## Passage provided
+-------+

Explanation

Security Model¶

Type: Explanation (Understanding-oriented)

Related Concepts: Application Secrets Architecture | Access kubectl

Understanding the security architecture and design decisions for the KUP6S cluster on Hetzner Cloud.

Overview¶

The KUP6S cluster implements a layered security model that balances strong protection with operational simplicity. Security is achieved through:

Network-level controls: Firewall restrictions on critical services
Cryptographic authentication: SSH key-based access only
Credential isolation: Environment variables and secret management
Network encryption: Wireguard mesh networking via Cilium
Minimal attack surface: Restricted Kubernetes API access

Firewall Configuration¶

Kubernetes API Access¶

Restriction Level: Highest

Source allowlist: 95.217.145.243/32 (jumphost IP only)
Protocol: TCP port 6443 (via control plane load balancer)
Access method: SOCKS5 proxy tunnel through jumphost

Rationale: The Kubernetes API has the broadest attack surface in the cluster. Restricting access to a single trusted IP significantly reduces risk. Even if credentials are leaked, attackers cannot access the API from other locations.

Implementation: See How-To: Access kubectl for kubectl access configuration.

SSH Access¶

Restriction Level: Open with strong authentication

Source allowlist: 0.0.0.0/0, ::/0 (internet-wide)

+-------+

## Supplied records
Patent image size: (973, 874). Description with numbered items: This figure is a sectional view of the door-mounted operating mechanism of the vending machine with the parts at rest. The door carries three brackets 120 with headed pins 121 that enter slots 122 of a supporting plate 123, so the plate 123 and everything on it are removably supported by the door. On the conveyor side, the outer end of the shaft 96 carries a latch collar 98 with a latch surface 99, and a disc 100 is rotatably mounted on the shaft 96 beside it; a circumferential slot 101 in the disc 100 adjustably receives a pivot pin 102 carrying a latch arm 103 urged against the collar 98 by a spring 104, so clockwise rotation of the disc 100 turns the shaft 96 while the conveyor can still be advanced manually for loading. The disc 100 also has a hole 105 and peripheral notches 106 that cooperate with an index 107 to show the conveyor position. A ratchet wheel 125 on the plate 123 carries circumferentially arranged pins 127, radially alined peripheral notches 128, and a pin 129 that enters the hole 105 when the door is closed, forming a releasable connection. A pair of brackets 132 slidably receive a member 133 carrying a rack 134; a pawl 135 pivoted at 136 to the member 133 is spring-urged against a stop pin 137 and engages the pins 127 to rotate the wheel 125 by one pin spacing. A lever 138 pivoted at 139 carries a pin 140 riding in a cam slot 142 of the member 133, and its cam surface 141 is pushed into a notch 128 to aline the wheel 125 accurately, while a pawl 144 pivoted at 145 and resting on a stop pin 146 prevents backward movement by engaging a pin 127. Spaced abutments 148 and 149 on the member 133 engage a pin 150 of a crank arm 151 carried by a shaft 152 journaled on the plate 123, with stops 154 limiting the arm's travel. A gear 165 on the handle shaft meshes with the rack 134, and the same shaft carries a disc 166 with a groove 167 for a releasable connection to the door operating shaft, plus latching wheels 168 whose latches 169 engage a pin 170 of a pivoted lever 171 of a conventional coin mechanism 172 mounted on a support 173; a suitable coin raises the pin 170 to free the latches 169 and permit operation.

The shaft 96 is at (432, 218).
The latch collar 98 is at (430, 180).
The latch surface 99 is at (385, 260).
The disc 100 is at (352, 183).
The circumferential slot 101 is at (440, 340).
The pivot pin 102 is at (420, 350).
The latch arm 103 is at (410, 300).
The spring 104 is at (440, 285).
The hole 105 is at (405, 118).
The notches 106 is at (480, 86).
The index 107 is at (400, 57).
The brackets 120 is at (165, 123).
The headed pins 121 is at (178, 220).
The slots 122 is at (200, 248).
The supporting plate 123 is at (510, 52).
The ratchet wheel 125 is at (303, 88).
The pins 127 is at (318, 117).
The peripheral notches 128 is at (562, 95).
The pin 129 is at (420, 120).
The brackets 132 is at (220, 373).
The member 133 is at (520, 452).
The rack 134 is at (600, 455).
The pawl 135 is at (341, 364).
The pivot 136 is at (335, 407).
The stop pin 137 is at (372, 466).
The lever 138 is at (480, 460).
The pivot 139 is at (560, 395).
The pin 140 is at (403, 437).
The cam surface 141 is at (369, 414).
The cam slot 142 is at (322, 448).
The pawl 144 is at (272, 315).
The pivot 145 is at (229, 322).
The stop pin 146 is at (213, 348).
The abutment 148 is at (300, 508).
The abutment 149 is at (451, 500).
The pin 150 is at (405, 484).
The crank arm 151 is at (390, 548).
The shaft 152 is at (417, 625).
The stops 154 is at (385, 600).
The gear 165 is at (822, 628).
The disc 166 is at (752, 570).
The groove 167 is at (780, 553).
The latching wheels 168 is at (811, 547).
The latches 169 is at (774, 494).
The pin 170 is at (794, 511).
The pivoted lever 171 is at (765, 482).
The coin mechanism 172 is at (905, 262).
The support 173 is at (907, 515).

+-------+

## Tasks and exercises
A) Answer these from the cluster security model text:
(i) Which IP address is the only source allowed to reach the Kubernetes API?
(ii) What provides network encryption according to the overview?
(iii) What restriction level is given for SSH access?
B) Pick up the cluster security model text after its final line and continue it.

## Answers to the problems
A)
(i) 95.217.145.243/32, the jumphost IP
(ii) Wireguard mesh networking via Cilium
(iii) Open with strong authentication

B)
Protocol: TCP port 22
Authentication: Key-based only (password authentication disabled)

Rationale: SSH with 4096-bit RSA or Ed25519 key-based authentication is cryptographically secure. Industry best practice is to secure SSH through strong authentication rather than IP restrictions. Benefits include:

Simpler operational model
No NAT gateway complexity
Direct access for troubleshooting
Easier OpenTofu provisioning
Standard practice for secure server management

Ingress Traffic¶

All HTTP/HTTPS traffic: Routed through Hetzner Cloud Load Balancer (LB11)

Load balancer type: lb11 in nbg1 location
Target: Traefik ingress controller on agent nodes
TLS termination: Handled by Traefik with Let’s Encrypt certificates
Benefits: DDoS protection, automatic failover, health checks

IPv4 Addressing Decision¶

Current Configuration¶

All cluster nodes (3 control plane + 6 agents) retain public IPv4 addresses.

Cost:

Monthly: €4.50 (9 nodes × €0.50/month)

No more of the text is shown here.